- Stated exercise 1: Copy out the whole excerpt on postal voting in the university election, word for word.

- Excerpt:

______________________________

2. The facts of this case are similar to the facts of Misc. Petition No. 2747 of 84 and hence both the petitions have been heard together. Since the question of law involved in both these petitions are the same, the said petition is also being disposed of by this order.
3. The respondent University is admittedly governed by the Act. Section 19 of the Act provides for the authorities of the University and the Court is one of them. Section 20 of the Act provides for constitution of the Court and for the said purpose divides its members into 5 groups named as 'A' 'B', 'C, 'D' and 'E'. Representatives of Registered Graduates admittedly, fall in Clause (xix) of group 'C' under which they are entitled to elect 15 representatives from among themselves. Election of representatives of the Registered Graduates is regulated by provisions of statute 23 made under the provisions of the Act. This statute provides for voting in person and voting by post. We are, however, concerned with only voting by post in these two petitions and hence only these provisions need be noticed. Clause 17 of this statute provides for method of casting vote by postal ballot and indicates how an elector shall mark his preferences. Clause 18 provides that each elector shall be sent by registered post one ballot paper in form 'B' and 2 covers in forms 'C and 'D'. It also provides that these ballot papers shall bear the signature of the Registrar. The elector is required to record his ballot in accordance with the provision of Clause 17 on this ballot paper and put the same in the cover 'C' which should be sealed and placed in the cover 'D'. The cover 'D' is also required to be sealed by the elector and is required to bear the nameand registration number of the elector. Clause19 of the Rule being relevant is reproducedfor ready reference :
'After recording his vote on the ballot paper, the elector shall place it in the cover 'C and then seal the cover and place it in the cover 'D' and seal the later cover. Each cover 'D' shall bear the name and registration number of elector.'
After these ballot papers are received by the Returning Officer, they are required to be ., scrutinized under Clause 37 of this statute which reads as under:
'The Returning Officer shall first open the box containing the postal ballot papers received in time. He shall then examine the cover 'D' and shall reject the ballot papers : --
(a) if the cover 'D' is not duly signed by a person authorised to vote at the election;
(b) if the signature on the cover is not duly attested or if the cover 'D' is not duly sealed.

______________________________

- Input:

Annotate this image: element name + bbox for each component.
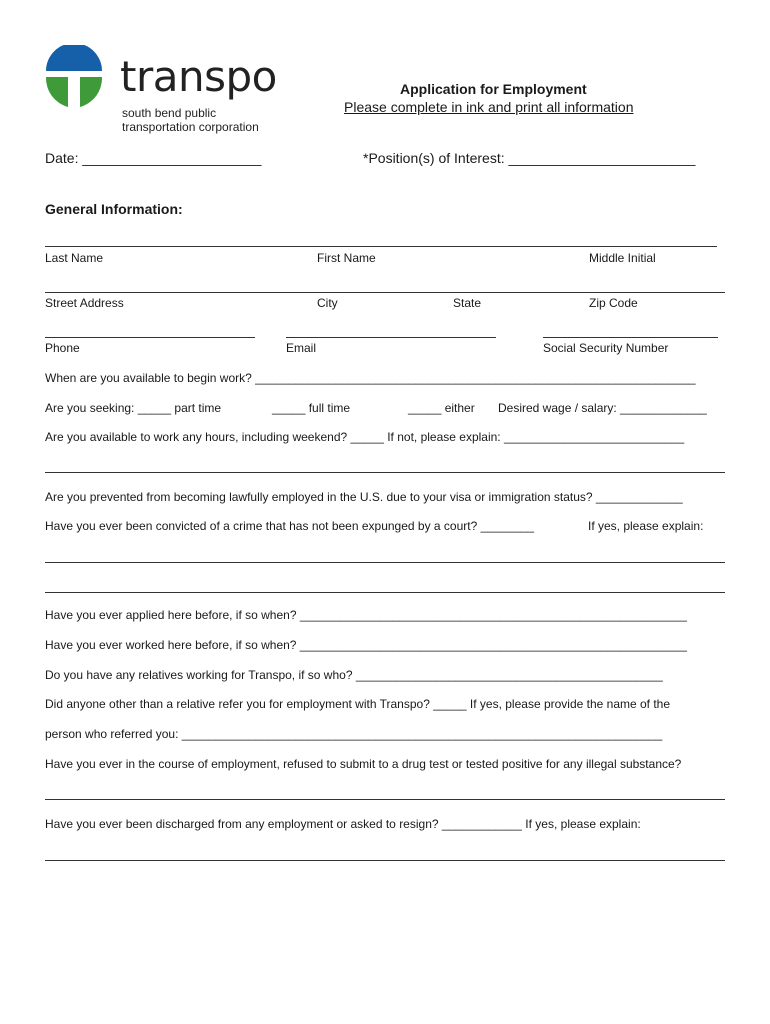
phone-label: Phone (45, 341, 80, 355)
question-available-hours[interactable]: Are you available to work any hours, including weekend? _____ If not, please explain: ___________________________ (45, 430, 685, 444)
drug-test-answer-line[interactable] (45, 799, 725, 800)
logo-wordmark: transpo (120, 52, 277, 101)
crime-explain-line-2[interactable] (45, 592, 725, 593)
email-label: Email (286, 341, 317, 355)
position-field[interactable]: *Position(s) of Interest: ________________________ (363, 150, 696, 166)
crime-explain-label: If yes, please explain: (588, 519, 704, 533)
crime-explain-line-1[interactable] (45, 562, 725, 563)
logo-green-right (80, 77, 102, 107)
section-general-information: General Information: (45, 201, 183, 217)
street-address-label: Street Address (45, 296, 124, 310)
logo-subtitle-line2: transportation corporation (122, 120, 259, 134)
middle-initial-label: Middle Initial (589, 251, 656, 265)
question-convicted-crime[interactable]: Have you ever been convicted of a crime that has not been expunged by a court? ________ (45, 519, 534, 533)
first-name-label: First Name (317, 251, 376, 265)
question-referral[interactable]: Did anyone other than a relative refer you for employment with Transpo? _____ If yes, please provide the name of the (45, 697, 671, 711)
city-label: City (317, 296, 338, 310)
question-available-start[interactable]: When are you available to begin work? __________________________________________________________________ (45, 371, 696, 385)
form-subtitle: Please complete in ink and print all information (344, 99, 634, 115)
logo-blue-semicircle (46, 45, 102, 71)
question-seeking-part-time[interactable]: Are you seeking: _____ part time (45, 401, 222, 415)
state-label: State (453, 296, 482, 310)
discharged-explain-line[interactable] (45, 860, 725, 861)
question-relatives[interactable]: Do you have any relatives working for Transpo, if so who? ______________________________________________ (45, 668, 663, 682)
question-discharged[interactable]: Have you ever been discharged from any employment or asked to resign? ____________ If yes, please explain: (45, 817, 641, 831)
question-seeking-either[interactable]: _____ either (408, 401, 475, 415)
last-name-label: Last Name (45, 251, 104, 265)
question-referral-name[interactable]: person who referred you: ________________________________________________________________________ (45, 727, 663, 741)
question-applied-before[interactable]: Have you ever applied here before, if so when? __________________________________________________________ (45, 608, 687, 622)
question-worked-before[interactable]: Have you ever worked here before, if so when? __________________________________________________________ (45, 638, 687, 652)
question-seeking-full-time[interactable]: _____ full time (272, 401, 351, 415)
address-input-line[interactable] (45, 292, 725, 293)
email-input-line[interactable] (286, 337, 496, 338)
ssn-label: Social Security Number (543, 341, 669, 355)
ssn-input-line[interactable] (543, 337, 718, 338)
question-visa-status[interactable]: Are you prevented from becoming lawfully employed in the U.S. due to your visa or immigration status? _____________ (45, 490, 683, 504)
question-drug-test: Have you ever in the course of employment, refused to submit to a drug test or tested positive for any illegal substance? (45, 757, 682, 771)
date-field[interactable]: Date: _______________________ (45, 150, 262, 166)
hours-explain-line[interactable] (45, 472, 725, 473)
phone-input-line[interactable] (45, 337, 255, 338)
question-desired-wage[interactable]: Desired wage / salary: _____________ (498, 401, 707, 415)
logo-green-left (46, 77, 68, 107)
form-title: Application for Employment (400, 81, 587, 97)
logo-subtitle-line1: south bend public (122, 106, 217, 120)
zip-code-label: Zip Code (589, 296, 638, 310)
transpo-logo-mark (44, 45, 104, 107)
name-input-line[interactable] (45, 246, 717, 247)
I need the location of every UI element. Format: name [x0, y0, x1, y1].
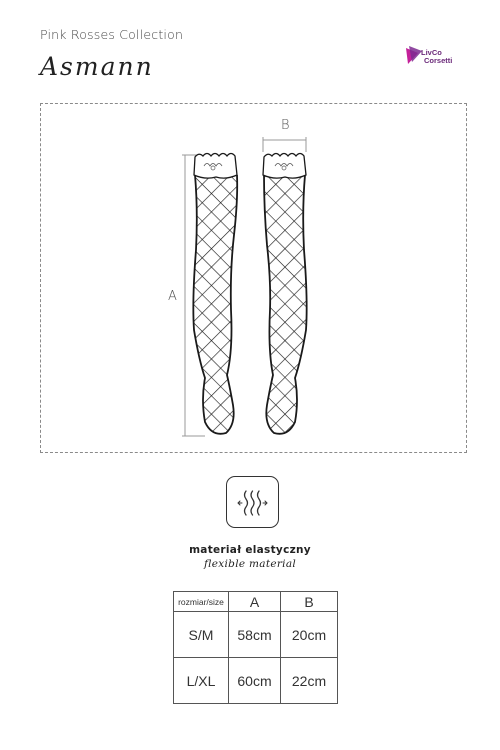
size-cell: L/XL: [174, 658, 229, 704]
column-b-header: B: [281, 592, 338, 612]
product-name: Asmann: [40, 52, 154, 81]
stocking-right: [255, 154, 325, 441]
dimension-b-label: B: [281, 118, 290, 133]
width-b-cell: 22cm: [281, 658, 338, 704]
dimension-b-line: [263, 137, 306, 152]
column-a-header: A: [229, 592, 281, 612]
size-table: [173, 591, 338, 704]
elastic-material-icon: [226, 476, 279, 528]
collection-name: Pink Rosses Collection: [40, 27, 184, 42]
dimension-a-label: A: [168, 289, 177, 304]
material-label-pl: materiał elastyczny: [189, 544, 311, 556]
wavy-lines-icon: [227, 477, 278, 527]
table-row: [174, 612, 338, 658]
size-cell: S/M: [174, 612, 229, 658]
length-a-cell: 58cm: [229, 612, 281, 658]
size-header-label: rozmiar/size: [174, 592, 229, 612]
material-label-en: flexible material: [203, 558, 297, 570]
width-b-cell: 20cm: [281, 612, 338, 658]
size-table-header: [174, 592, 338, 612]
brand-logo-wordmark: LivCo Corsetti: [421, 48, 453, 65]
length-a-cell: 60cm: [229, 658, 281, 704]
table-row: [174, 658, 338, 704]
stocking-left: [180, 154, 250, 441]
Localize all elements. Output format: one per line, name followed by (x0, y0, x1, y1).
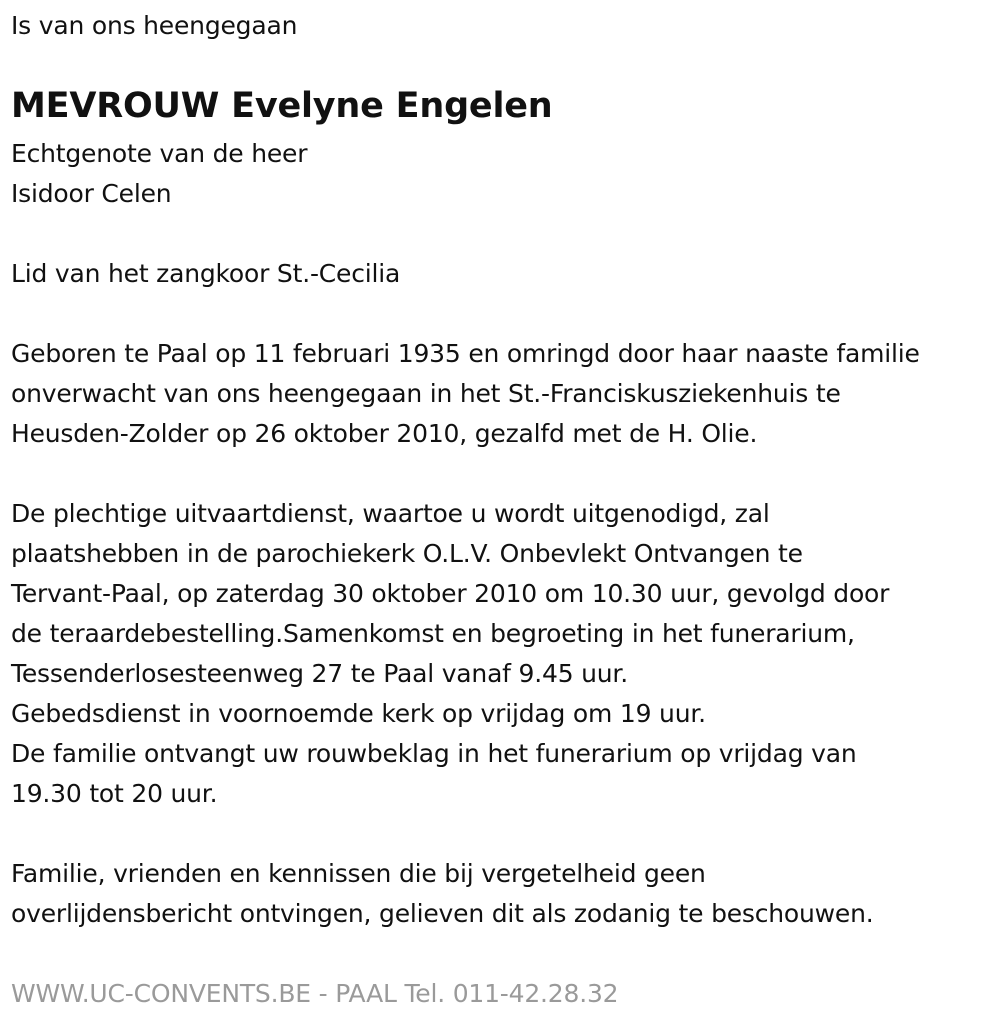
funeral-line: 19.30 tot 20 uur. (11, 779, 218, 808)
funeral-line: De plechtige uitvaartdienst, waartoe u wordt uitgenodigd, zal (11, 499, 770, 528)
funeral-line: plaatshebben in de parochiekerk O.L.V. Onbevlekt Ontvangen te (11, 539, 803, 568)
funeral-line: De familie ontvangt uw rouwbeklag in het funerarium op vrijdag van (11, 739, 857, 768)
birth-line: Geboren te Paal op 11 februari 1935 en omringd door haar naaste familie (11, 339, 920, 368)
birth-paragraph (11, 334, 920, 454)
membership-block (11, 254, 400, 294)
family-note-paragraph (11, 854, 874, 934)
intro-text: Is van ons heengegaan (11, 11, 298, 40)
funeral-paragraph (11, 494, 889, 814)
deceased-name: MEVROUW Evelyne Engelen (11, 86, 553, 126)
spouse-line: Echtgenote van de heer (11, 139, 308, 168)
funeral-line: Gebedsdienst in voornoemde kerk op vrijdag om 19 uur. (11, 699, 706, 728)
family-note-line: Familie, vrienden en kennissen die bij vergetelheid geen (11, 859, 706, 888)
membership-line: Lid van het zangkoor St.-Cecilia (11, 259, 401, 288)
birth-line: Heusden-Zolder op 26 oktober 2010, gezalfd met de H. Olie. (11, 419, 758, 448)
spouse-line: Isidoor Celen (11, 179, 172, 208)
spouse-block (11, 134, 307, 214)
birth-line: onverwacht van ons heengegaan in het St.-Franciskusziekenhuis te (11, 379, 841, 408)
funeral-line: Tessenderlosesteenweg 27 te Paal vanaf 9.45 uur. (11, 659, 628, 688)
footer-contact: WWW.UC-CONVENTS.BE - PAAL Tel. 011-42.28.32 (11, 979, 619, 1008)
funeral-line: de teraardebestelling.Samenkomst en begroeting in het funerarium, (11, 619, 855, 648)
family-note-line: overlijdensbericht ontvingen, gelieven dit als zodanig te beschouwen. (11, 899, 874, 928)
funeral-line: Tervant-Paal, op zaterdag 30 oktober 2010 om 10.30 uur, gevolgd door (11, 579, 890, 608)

______________________________

- Stated exercise 2: In the entries, repeat everything from the line containing "phone-label: Phone (45, 341, 80, 355)" down to the line containing "city-label: City (317, 296, 338, 310)", with both of those lines included, and nothing else.

- Full solution 1:
2. The facts of this case are similar to the facts of Misc. Petition No. 2747 of 84 and hence both the petitions have been heard together. Since the question of law involved in both these petitions are the same, the said petition is also being disposed of by this order.
3. The respondent University is admittedly governed by the Act. Section 19 of the Act provides for the authorities of the University and the Court is one of them. Section 20 of the Act provides for constitution of the Court and for the said purpose divides its members into 5 groups named as 'A' 'B', 'C, 'D' and 'E'. Representatives of Registered Graduates admittedly, fall in Clause (xix) of group 'C' under which they are entitled to elect 15 representatives from among themselves. Election of representatives of the Registered Graduates is regulated by provisions of statute 23 made under the provisions of the Act. This statute provides for voting in person and voting by post. We are, however, concerned with only voting by post in these two petitions and hence only these provisions need be noticed. Clause 17 of this statute provides for method of casting vote by postal ballot and indicates how an elector shall mark his preferences. Clause 18 provides that each elector shall be sent by registered post one ballot paper in form 'B' and 2 covers in forms 'C and 'D'. It also provides that these ballot papers shall bear the signature of the Registrar. The elector is required to record his ballot in accordance with the provision of Clause 17 on this ballot paper and put the same in the cover 'C' which should be sealed and placed in the cover 'D'. The cover 'D' is also required to be sealed by the elector and is required to bear the nameand registration number of the elector. Clause19 of the Rule being relevant is reproducedfor ready reference :
'After recording his vote on the ballot paper, the elector shall place it in the cover 'C and then seal the cover and place it in the cover 'D' and seal the later cover. Each cover 'D' shall bear the name and registration number of elector.'
After these ballot papers are received by the Returning Officer, they are required to be ., scrutinized under Clause 37 of this statute which reads as under:
'The Returning Officer shall first open the box containing the postal ballot papers received in time. He shall then examine the cover 'D' and shall reject the ballot papers : --
(a) if the cover 'D' is not duly signed by a person authorised to vote at the election;
(b) if the signature on the cover is not duly attested or if the cover 'D' is not duly sealed.

- Full solution 2:
phone-label: Phone (45, 341, 80, 355)
question-available-hours[interactable]: Are you available to work any hours, including weekend? _____ If not, please explain: ___________________________ (45, 430, 685, 444)
drug-test-answer-line[interactable] (45, 799, 725, 800)
logo-wordmark: transpo (120, 52, 277, 101)
crime-explain-line-2[interactable] (45, 592, 725, 593)
email-label: Email (286, 341, 317, 355)
position-field[interactable]: *Position(s) of Interest: ________________________ (363, 150, 696, 166)
crime-explain-label: If yes, please explain: (588, 519, 704, 533)
crime-explain-line-1[interactable] (45, 562, 725, 563)
logo-green-right (80, 77, 102, 107)
section-general-information: General Information: (45, 201, 183, 217)
street-address-label: Street Address (45, 296, 124, 310)
logo-subtitle-line2: transportation corporation (122, 120, 259, 134)
middle-initial-label: Middle Initial (589, 251, 656, 265)
question-convicted-crime[interactable]: Have you ever been convicted of a crime that has not been expunged by a court? ________ (45, 519, 534, 533)
first-name-label: First Name (317, 251, 376, 265)
question-referral[interactable]: Did anyone other than a relative refer you for employment with Transpo? _____ If yes, please provide the name of the (45, 697, 671, 711)
city-label: City (317, 296, 338, 310)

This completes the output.